**Your objective**
Please quote every line word for word.

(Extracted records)
★ ★ ★ ★ ★ ★ ★

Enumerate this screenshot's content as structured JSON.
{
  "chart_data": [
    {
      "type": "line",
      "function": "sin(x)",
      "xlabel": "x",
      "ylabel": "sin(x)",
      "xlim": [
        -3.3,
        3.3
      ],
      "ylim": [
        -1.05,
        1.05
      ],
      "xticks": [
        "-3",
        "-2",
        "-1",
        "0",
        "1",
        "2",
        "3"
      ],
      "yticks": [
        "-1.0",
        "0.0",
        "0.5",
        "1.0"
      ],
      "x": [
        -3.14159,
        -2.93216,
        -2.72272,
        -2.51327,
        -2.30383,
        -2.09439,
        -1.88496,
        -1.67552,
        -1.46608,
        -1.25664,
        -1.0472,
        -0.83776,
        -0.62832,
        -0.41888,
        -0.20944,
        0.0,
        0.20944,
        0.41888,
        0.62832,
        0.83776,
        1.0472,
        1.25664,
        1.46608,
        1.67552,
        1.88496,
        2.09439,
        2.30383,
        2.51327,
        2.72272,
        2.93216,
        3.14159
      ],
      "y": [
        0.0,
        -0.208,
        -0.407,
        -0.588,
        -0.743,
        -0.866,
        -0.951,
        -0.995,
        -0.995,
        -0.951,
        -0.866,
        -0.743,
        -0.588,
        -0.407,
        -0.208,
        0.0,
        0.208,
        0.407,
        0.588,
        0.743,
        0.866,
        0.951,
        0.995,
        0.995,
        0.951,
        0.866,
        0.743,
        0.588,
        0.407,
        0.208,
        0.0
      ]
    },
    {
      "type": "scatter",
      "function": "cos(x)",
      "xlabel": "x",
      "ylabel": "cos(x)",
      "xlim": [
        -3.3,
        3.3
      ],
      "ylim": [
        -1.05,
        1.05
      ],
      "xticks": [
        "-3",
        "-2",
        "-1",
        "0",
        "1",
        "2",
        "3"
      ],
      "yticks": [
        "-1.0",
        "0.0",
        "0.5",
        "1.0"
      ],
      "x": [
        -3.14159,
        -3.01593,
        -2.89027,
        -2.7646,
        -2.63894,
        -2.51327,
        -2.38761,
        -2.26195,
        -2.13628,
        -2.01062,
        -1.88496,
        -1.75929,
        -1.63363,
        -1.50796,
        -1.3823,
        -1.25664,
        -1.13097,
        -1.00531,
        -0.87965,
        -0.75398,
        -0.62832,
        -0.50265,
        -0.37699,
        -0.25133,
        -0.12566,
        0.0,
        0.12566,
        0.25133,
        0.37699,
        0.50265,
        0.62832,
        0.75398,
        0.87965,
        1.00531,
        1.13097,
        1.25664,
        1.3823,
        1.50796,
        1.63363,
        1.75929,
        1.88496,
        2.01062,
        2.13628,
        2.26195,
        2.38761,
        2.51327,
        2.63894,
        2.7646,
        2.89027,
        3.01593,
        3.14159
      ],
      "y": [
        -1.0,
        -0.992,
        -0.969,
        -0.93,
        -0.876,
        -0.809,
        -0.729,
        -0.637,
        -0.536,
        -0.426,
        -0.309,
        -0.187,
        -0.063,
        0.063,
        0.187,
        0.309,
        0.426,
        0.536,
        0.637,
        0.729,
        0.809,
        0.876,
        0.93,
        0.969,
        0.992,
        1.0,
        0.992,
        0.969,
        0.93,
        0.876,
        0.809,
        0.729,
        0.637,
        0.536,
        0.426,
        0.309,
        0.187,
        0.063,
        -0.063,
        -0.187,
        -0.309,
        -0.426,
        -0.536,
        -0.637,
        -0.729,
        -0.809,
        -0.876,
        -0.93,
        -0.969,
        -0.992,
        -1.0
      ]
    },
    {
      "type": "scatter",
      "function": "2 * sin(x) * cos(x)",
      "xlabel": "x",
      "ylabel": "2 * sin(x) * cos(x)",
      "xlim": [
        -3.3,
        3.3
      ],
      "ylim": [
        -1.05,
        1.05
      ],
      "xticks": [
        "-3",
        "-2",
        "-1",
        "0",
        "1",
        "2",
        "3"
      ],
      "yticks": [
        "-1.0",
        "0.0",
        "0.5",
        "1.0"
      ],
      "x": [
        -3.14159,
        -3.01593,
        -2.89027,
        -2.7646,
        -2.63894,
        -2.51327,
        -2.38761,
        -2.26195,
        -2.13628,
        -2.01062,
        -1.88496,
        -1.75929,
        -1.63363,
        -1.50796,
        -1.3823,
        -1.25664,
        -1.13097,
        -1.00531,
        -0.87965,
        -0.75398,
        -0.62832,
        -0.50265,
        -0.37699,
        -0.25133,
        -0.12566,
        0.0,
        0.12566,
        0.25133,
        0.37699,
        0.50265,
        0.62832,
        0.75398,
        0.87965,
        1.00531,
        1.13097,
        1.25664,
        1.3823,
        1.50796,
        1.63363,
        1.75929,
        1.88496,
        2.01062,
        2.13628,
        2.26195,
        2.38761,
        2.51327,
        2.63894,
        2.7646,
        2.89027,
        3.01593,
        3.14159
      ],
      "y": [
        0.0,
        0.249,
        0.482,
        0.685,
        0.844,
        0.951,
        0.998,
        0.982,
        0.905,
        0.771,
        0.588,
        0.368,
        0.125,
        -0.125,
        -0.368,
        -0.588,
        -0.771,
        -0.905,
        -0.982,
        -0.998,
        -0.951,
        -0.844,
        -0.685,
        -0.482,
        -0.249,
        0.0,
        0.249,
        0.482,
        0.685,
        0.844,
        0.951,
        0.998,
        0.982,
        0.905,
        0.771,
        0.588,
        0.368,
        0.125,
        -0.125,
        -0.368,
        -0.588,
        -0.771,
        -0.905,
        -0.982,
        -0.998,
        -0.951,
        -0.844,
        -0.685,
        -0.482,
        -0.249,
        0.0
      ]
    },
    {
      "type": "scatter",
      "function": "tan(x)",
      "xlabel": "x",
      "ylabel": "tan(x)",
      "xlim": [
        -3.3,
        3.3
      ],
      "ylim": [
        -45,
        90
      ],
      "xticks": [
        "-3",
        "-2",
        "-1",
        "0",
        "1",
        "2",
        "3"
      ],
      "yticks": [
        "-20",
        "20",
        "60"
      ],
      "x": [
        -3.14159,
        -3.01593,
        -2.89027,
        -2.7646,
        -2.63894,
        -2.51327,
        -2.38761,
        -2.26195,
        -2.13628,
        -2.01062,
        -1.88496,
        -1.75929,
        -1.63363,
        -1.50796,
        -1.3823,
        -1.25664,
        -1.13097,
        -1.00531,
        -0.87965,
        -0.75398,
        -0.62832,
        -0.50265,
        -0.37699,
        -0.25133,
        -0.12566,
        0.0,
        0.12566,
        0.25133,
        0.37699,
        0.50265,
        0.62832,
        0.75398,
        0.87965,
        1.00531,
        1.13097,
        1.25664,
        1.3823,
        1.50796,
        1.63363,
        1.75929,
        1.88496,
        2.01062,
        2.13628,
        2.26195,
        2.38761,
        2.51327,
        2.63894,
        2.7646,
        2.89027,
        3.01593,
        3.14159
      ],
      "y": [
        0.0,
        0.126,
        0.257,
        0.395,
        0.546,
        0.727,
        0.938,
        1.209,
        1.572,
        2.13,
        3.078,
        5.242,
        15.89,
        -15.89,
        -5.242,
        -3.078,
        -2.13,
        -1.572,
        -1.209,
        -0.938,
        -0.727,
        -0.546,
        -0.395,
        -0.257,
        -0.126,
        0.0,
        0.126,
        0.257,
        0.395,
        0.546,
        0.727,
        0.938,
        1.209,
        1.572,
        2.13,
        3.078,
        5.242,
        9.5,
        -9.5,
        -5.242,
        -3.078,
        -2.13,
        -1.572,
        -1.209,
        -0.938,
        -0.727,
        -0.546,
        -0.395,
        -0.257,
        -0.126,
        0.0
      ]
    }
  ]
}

★ ★ ★ ★ ★ ★ ★

**Result of this exercise**
Enumerate this screenshot's content as structured JSON.
{
  "chart_data": [
    {
      "type": "line",
      "function": "sin(x)",
      "xlabel": "x",
      "ylabel": "sin(x)",
      "xlim": [
        -3.3,
        3.3
      ],
      "ylim": [
        -1.05,
        1.05
      ],
      "xticks": [
        "-3",
        "-2",
        "-1",
        "0",
        "1",
        "2",
        "3"
      ],
      "yticks": [
        "-1.0",
        "0.0",
        "0.5",
        "1.0"
      ],
      "x": [
        -3.14159,
        -2.93216,
        -2.72272,
        -2.51327,
        -2.30383,
        -2.09439,
        -1.88496,
        -1.67552,
        -1.46608,
        -1.25664,
        -1.0472,
        -0.83776,
        -0.62832,
        -0.41888,
        -0.20944,
        0.0,
        0.20944,
        0.41888,
        0.62832,
        0.83776,
        1.0472,
        1.25664,
        1.46608,
        1.67552,
        1.88496,
        2.09439,
        2.30383,
        2.51327,
        2.72272,
        2.93216,
        3.14159
      ],
      "y": [
        0.0,
        -0.208,
        -0.407,
        -0.588,
        -0.743,
        -0.866,
        -0.951,
        -0.995,
        -0.995,
        -0.951,
        -0.866,
        -0.743,
        -0.588,
        -0.407,
        -0.208,
        0.0,
        0.208,
        0.407,
        0.588,
        0.743,
        0.866,
        0.951,
        0.995,
        0.995,
        0.951,
        0.866,
        0.743,
        0.588,
        0.407,
        0.208,
        0.0
      ]
    },
    {
      "type": "scatter",
      "function": "cos(x)",
      "xlabel": "x",
      "ylabel": "cos(x)",
      "xlim": [
        -3.3,
        3.3
      ],
      "ylim": [
        -1.05,
        1.05
      ],
      "xticks": [
        "-3",
        "-2",
        "-1",
        "0",
        "1",
        "2",
        "3"
      ],
      "yticks": [
        "-1.0",
        "0.0",
        "0.5",
        "1.0"
      ],
      "x": [
        -3.14159,
        -3.01593,
        -2.89027,
        -2.7646,
        -2.63894,
        -2.51327,
        -2.38761,
        -2.26195,
        -2.13628,
        -2.01062,
        -1.88496,
        -1.75929,
        -1.63363,
        -1.50796,
        -1.3823,
        -1.25664,
        -1.13097,
        -1.00531,
        -0.87965,
        -0.75398,
        -0.62832,
        -0.50265,
        -0.37699,
        -0.25133,
        -0.12566,
        0.0,
        0.12566,
        0.25133,
        0.37699,
        0.50265,
        0.62832,
        0.75398,
        0.87965,
        1.00531,
        1.13097,
        1.25664,
        1.3823,
        1.50796,
        1.63363,
        1.75929,
        1.88496,
        2.01062,
        2.13628,
        2.26195,
        2.38761,
        2.51327,
        2.63894,
        2.7646,
        2.89027,
        3.01593,
        3.14159
      ],
      "y": [
        -1.0,
        -0.992,
        -0.969,
        -0.93,
        -0.876,
        -0.809,
        -0.729,
        -0.637,
        -0.536,
        -0.426,
        -0.309,
        -0.187,
        -0.063,
        0.063,
        0.187,
        0.309,
        0.426,
        0.536,
        0.637,
        0.729,
        0.809,
        0.876,
        0.93,
        0.969,
        0.992,
        1.0,
        0.992,
        0.969,
        0.93,
        0.876,
        0.809,
        0.729,
        0.637,
        0.536,
        0.426,
        0.309,
        0.187,
        0.063,
        -0.063,
        -0.187,
        -0.309,
        -0.426,
        -0.536,
        -0.637,
        -0.729,
        -0.809,
        -0.876,
        -0.93,
        -0.969,
        -0.992,
        -1.0
      ]
    },
    {
      "type": "scatter",
      "function": "2 * sin(x) * cos(x)",
      "xlabel": "x",
      "ylabel": "2 * sin(x) * cos(x)",
      "xlim": [
        -3.3,
        3.3
      ],
      "ylim": [
        -1.05,
        1.05
      ],
      "xticks": [
        "-3",
        "-2",
        "-1",
        "0",
        "1",
        "2",
        "3"
      ],
      "yticks": [
        "-1.0",
        "0.0",
        "0.5",
        "1.0"
      ],
      "x": [
        -3.14159,
        -3.01593,
        -2.89027,
        -2.7646,
        -2.63894,
        -2.51327,
        -2.38761,
        -2.26195,
        -2.13628,
        -2.01062,
        -1.88496,
        -1.75929,
        -1.63363,
        -1.50796,
        -1.3823,
        -1.25664,
        -1.13097,
        -1.00531,
        -0.87965,
        -0.75398,
        -0.62832,
        -0.50265,
        -0.37699,
        -0.25133,
        -0.12566,
        0.0,
        0.12566,
        0.25133,
        0.37699,
        0.50265,
        0.62832,
        0.75398,
        0.87965,
        1.00531,
        1.13097,
        1.25664,
        1.3823,
        1.50796,
        1.63363,
        1.75929,
        1.88496,
        2.01062,
        2.13628,
        2.26195,
        2.38761,
        2.51327,
        2.63894,
        2.7646,
        2.89027,
        3.01593,
        3.14159
      ],
      "y": [
        0.0,
        0.249,
        0.482,
        0.685,
        0.844,
        0.951,
        0.998,
        0.982,
        0.905,
        0.771,
        0.588,
        0.368,
        0.125,
        -0.125,
        -0.368,
        -0.588,
        -0.771,
        -0.905,
        -0.982,
        -0.998,
        -0.951,
        -0.844,
        -0.685,
        -0.482,
        -0.249,
        0.0,
        0.249,
        0.482,
        0.685,
        0.844,
        0.951,
        0.998,
        0.982,
        0.905,
        0.771,
        0.588,
        0.368,
        0.125,
        -0.125,
        -0.368,
        -0.588,
        -0.771,
        -0.905,
        -0.982,
        -0.998,
        -0.951,
        -0.844,
        -0.685,
        -0.482,
        -0.249,
        0.0
      ]
    },
    {
      "type": "scatter",
      "function": "tan(x)",
      "xlabel": "x",
      "ylabel": "tan(x)",
      "xlim": [
        -3.3,
        3.3
      ],
      "ylim": [
        -45,
        90
      ],
      "xticks": [
        "-3",
        "-2",
        "-1",
        "0",
        "1",
        "2",
        "3"
      ],
      "yticks": [
        "-20",
        "20",
        "60"
      ],
      "x": [
        -3.14159,
        -3.01593,
        -2.89027,
        -2.7646,
        -2.63894,
        -2.51327,
        -2.38761,
        -2.26195,
        -2.13628,
        -2.01062,
        -1.88496,
        -1.75929,
        -1.63363,
        -1.50796,
        -1.3823,
        -1.25664,
        -1.13097,
        -1.00531,
        -0.87965,
        -0.75398,
        -0.62832,
        -0.50265,
        -0.37699,
        -0.25133,
        -0.12566,
        0.0,
        0.12566,
        0.25133,
        0.37699,
        0.50265,
        0.62832,
        0.75398,
        0.87965,
        1.00531,
        1.13097,
        1.25664,
        1.3823,
        1.50796,
        1.63363,
        1.75929,
        1.88496,
        2.01062,
        2.13628,
        2.26195,
        2.38761,
        2.51327,
        2.63894,
        2.7646,
        2.89027,
        3.01593,
        3.14159
      ],
      "y": [
        0.0,
        0.126,
        0.257,
        0.395,
        0.546,
        0.727,
        0.938,
        1.209,
        1.572,
        2.13,
        3.078,
        5.242,
        15.89,
        -15.89,
        -5.242,
        -3.078,
        -2.13,
        -1.572,
        -1.209,
        -0.938,
        -0.727,
        -0.546,
        -0.395,
        -0.257,
        -0.126,
        0.0,
        0.126,
        0.257,
        0.395,
        0.546,
        0.727,
        0.938,
        1.209,
        1.572,
        2.13,
        3.078,
        5.242,
        9.5,
        -9.5,
        -5.242,
        -3.078,
        -2.13,
        -1.572,
        -1.209,
        -0.938,
        -0.727,
        -0.546,
        -0.395,
        -0.257,
        -0.126,
        0.0
      ]
    }
  ]
}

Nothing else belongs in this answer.